- **Problem to work on**: Copy the data exactly; pictures stay out of the copy.

* begin Dataset records *

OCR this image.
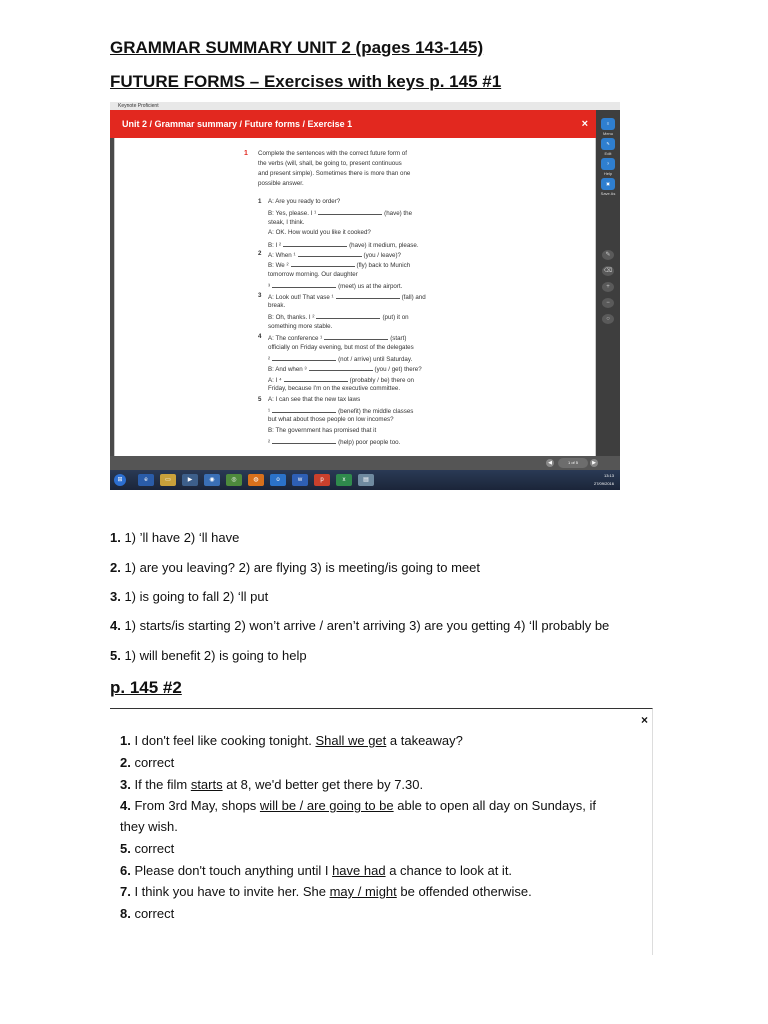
GRAMMAR SUMMARY UNIT 2 (pages 143-145)
FUTURE FORMS – Exercises with keys p. 145 #1
Keynote Proficient
Unit 2 / Grammar summary / Future forms / Exercise 1	×	≡
Menu
✎
Edit
?
Help
▣
Save As
✎
⌫
+
−
○
◀	1 of 5	▶
⊞	e	▭	▶	◉	◎	◍	o	w	p	x	▤
13:13
27/09/2016
1 Complete the sentences with the correct future form of
the verbs (will, shall, be going to, present continuous
and present simple). Sometimes there is more than one
possible answer.
1 A: Are you ready to order?
B: Yes, please. I ¹	(have) the
steak, I think.
A: OK. How would you like it cooked?
B: I ²	(have) it medium, please.
2 A: When ¹	(you / leave)?
B: We ²	(fly) back to Munich
tomorrow morning. Our daughter
³	(meet) us at the airport.
3 A: Look out! That vase ¹	(fall) and
break.
B: Oh, thanks. I ²	(put) it on
something more stable.
4 A: The conference ¹	(start)
officially on Friday evening, but most of the delegates
²	(not / arrive) until Saturday.
B: And when ³	(you / get) there?
A: I ⁴	(probably / be) there on
Friday, because I'm on the executive committee.
5 A: I can see that the new tax laws
¹	(benefit) the middle classes
but what about those people on low incomes?
B: The government has promised that it
²	(help) poor people too.
1. 1) ’ll have 2) ‘ll have
2. 1) are you leaving? 2) are flying 3) is meeting/is going to meet
3. 1) is going to fall 2) ‘ll put
4. 1) starts/is starting 2) won’t arrive / aren’t arriving 3) are you getting 4) ‘ll probably be
5. 1) will benefit 2) is going to help
p. 145 #2
×
1. I don't feel like cooking tonight. Shall we get a takeaway?
2. correct
3. If the film starts at 8, we'd better get there by 7.30.
4. From 3rd May, shops will be / are going to be able to open all day on Sundays, if
they wish.
5. correct
6. Please don't touch anything until I have had a chance to look at it.
7. I think you have to invite her. She may / might be offended otherwise.
8. correct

* end Dataset records *

- **Complete response**:
OCR this image.
GRAMMAR SUMMARY UNIT 2 (pages 143-145)
FUTURE FORMS – Exercises with keys p. 145 #1
Keynote Proficient
Unit 2 / Grammar summary / Future forms / Exercise 1	×	≡
Menu
✎
Edit
?
Help
▣
Save As
✎
⌫
+
−
○
◀	1 of 5	▶
⊞	e	▭	▶	◉	◎	◍	o	w	p	x	▤
13:13
27/09/2016
1 Complete the sentences with the correct future form of
the verbs (will, shall, be going to, present continuous
and present simple). Sometimes there is more than one
possible answer.
1 A: Are you ready to order?
B: Yes, please. I ¹	(have) the
steak, I think.
A: OK. How would you like it cooked?
B: I ²	(have) it medium, please.
2 A: When ¹	(you / leave)?
B: We ²	(fly) back to Munich
tomorrow morning. Our daughter
³	(meet) us at the airport.
3 A: Look out! That vase ¹	(fall) and
break.
B: Oh, thanks. I ²	(put) it on
something more stable.
4 A: The conference ¹	(start)
officially on Friday evening, but most of the delegates
²	(not / arrive) until Saturday.
B: And when ³	(you / get) there?
A: I ⁴	(probably / be) there on
Friday, because I'm on the executive committee.
5 A: I can see that the new tax laws
¹	(benefit) the middle classes
but what about those people on low incomes?
B: The government has promised that it
²	(help) poor people too.
1. 1) ’ll have 2) ‘ll have
2. 1) are you leaving? 2) are flying 3) is meeting/is going to meet
3. 1) is going to fall 2) ‘ll put
4. 1) starts/is starting 2) won’t arrive / aren’t arriving 3) are you getting 4) ‘ll probably be
5. 1) will benefit 2) is going to help
p. 145 #2
×
1. I don't feel like cooking tonight. Shall we get a takeaway?
2. correct
3. If the film starts at 8, we'd better get there by 7.30.
4. From 3rd May, shops will be / are going to be able to open all day on Sundays, if
they wish.
5. correct
6. Please don't touch anything until I have had a chance to look at it.
7. I think you have to invite her. She may / might be offended otherwise.
8. correct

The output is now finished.